»»

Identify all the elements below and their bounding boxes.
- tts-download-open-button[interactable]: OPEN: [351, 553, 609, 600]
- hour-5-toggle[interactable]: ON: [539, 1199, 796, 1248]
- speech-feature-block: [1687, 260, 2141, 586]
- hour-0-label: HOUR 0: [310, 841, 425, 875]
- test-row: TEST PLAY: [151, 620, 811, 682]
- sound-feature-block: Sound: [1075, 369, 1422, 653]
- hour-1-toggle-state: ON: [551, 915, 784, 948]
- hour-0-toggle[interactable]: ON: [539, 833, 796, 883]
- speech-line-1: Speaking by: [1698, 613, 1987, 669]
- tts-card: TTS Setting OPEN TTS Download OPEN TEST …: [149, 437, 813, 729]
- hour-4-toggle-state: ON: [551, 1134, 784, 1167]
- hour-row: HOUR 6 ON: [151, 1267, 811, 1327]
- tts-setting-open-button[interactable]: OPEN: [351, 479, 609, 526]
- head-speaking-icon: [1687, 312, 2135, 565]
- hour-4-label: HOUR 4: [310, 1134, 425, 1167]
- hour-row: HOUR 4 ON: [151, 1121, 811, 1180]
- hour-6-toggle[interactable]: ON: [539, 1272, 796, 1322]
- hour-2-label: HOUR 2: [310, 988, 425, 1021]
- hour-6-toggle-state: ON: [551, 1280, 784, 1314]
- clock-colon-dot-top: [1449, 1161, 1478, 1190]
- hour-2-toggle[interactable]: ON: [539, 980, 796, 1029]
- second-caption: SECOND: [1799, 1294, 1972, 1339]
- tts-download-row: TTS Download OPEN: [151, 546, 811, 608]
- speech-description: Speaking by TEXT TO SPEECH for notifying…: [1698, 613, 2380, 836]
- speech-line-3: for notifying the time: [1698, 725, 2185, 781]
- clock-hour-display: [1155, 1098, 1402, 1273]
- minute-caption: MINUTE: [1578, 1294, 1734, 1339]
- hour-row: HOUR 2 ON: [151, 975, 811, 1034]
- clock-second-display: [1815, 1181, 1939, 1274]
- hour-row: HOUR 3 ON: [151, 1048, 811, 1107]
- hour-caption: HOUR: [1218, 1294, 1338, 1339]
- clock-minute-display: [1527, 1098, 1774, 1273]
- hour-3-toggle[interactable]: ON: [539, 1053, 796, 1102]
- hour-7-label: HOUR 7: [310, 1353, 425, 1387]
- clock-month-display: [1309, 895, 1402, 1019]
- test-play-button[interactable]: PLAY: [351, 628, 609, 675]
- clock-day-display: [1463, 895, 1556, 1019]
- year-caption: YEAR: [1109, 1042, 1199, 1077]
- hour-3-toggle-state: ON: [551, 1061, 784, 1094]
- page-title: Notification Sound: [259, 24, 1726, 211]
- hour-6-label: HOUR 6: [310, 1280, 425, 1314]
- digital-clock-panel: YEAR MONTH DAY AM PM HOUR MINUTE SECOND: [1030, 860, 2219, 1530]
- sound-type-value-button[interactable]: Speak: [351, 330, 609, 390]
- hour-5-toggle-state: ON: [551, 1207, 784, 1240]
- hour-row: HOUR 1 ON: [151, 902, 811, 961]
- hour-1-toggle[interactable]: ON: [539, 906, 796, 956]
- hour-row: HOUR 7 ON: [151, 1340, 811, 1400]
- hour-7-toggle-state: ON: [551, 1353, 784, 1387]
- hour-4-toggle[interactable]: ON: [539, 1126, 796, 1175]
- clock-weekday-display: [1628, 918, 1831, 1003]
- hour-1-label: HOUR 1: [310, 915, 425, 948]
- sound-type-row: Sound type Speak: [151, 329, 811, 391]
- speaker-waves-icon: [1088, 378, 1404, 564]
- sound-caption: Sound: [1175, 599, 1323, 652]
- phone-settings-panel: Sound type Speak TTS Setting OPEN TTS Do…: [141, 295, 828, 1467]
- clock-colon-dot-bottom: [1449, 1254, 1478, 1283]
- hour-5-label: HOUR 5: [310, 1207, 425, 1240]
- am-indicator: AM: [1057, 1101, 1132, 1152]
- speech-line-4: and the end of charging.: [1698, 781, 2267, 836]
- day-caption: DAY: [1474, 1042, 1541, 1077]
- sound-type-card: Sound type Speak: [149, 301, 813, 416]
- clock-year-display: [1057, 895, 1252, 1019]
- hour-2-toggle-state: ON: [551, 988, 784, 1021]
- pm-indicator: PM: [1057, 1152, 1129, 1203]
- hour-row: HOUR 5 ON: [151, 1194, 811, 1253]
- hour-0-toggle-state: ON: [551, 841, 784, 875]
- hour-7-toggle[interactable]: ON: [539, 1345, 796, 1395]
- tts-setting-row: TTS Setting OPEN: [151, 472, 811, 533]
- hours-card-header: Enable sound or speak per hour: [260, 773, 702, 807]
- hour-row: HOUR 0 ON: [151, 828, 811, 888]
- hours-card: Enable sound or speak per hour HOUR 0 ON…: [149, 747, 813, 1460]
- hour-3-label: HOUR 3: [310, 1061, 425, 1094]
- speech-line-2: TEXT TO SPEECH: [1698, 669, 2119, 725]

««

Aim: Can you copy every one of the lines above word for word, from first to last?

Response below:
Identify all the elements below and their bounding boxes.
- tts-download-open-button[interactable]: OPEN: [351, 553, 609, 600]
- hour-5-toggle[interactable]: ON: [539, 1199, 796, 1248]
- speech-feature-block: [1687, 260, 2141, 586]
- hour-0-label: HOUR 0: [310, 841, 425, 875]
- test-row: TEST PLAY: [151, 620, 811, 682]
- sound-feature-block: Sound: [1075, 369, 1422, 653]
- hour-1-toggle-state: ON: [551, 915, 784, 948]
- hour-0-toggle[interactable]: ON: [539, 833, 796, 883]
- speech-line-1: Speaking by: [1698, 613, 1987, 669]
- tts-card: TTS Setting OPEN TTS Download OPEN TEST …: [149, 437, 813, 729]
- hour-4-toggle-state: ON: [551, 1134, 784, 1167]
- hour-row: HOUR 6 ON: [151, 1267, 811, 1327]
- tts-setting-open-button[interactable]: OPEN: [351, 479, 609, 526]
- head-speaking-icon: [1687, 312, 2135, 565]
- hour-4-label: HOUR 4: [310, 1134, 425, 1167]
- hour-row: HOUR 4 ON: [151, 1121, 811, 1180]
- hour-6-toggle[interactable]: ON: [539, 1272, 796, 1322]
- hour-2-label: HOUR 2: [310, 988, 425, 1021]
- hour-6-toggle-state: ON: [551, 1280, 784, 1314]
- clock-colon-dot-top: [1449, 1161, 1478, 1190]
- hour-2-toggle[interactable]: ON: [539, 980, 796, 1029]
- second-caption: SECOND: [1799, 1294, 1972, 1339]
- tts-download-row: TTS Download OPEN: [151, 546, 811, 608]
- speech-description: Speaking by TEXT TO SPEECH for notifying…: [1698, 613, 2380, 836]
- speech-line-3: for notifying the time: [1698, 725, 2185, 781]
- clock-hour-display: [1155, 1098, 1402, 1273]
- minute-caption: MINUTE: [1578, 1294, 1734, 1339]
- hour-row: HOUR 2 ON: [151, 975, 811, 1034]
- clock-second-display: [1815, 1181, 1939, 1274]
- hour-row: HOUR 3 ON: [151, 1048, 811, 1107]
- hour-caption: HOUR: [1218, 1294, 1338, 1339]
- clock-minute-display: [1527, 1098, 1774, 1273]
- hour-3-toggle[interactable]: ON: [539, 1053, 796, 1102]
- hour-7-label: HOUR 7: [310, 1353, 425, 1387]
- clock-month-display: [1309, 895, 1402, 1019]
- test-play-button[interactable]: PLAY: [351, 628, 609, 675]
- clock-day-display: [1463, 895, 1556, 1019]
- year-caption: YEAR: [1109, 1042, 1199, 1077]
- hour-3-toggle-state: ON: [551, 1061, 784, 1094]
- page-title: Notification Sound: [259, 24, 1726, 211]
- hour-6-label: HOUR 6: [310, 1280, 425, 1314]
- digital-clock-panel: YEAR MONTH DAY AM PM HOUR MINUTE SECOND: [1030, 860, 2219, 1530]
- sound-type-value-button[interactable]: Speak: [351, 330, 609, 390]
- hour-5-toggle-state: ON: [551, 1207, 784, 1240]
- hour-row: HOUR 1 ON: [151, 902, 811, 961]
- hour-1-toggle[interactable]: ON: [539, 906, 796, 956]
- hour-row: HOUR 7 ON: [151, 1340, 811, 1400]
- hour-7-toggle-state: ON: [551, 1353, 784, 1387]
- hour-4-toggle[interactable]: ON: [539, 1126, 796, 1175]
- clock-weekday-display: [1628, 918, 1831, 1003]
- hour-1-label: HOUR 1: [310, 915, 425, 948]
- sound-type-row: Sound type Speak: [151, 329, 811, 391]
- speaker-waves-icon: [1088, 378, 1404, 564]
- sound-caption: Sound: [1175, 599, 1323, 652]
- phone-settings-panel: Sound type Speak TTS Setting OPEN TTS Do…: [141, 295, 828, 1467]
- clock-colon-dot-bottom: [1449, 1254, 1478, 1283]
- hour-5-label: HOUR 5: [310, 1207, 425, 1240]
- am-indicator: AM: [1057, 1101, 1132, 1152]
- speech-line-4: and the end of charging.: [1698, 781, 2267, 836]
- day-caption: DAY: [1474, 1042, 1541, 1077]
- sound-type-card: Sound type Speak: [149, 301, 813, 416]
- clock-year-display: [1057, 895, 1252, 1019]
- hour-2-toggle-state: ON: [551, 988, 784, 1021]
- pm-indicator: PM: [1057, 1152, 1129, 1203]
- hour-row: HOUR 5 ON: [151, 1194, 811, 1253]
- hour-0-toggle-state: ON: [551, 841, 784, 875]
- hour-7-toggle[interactable]: ON: [539, 1345, 796, 1395]
- tts-setting-row: TTS Setting OPEN: [151, 472, 811, 533]
- hours-card-header: Enable sound or speak per hour: [260, 773, 702, 807]
- hour-row: HOUR 0 ON: [151, 828, 811, 888]
- hours-card: Enable sound or speak per hour HOUR 0 ON…: [149, 747, 813, 1460]
- hour-3-label: HOUR 3: [310, 1061, 425, 1094]
- speech-line-2: TEXT TO SPEECH: [1698, 669, 2119, 725]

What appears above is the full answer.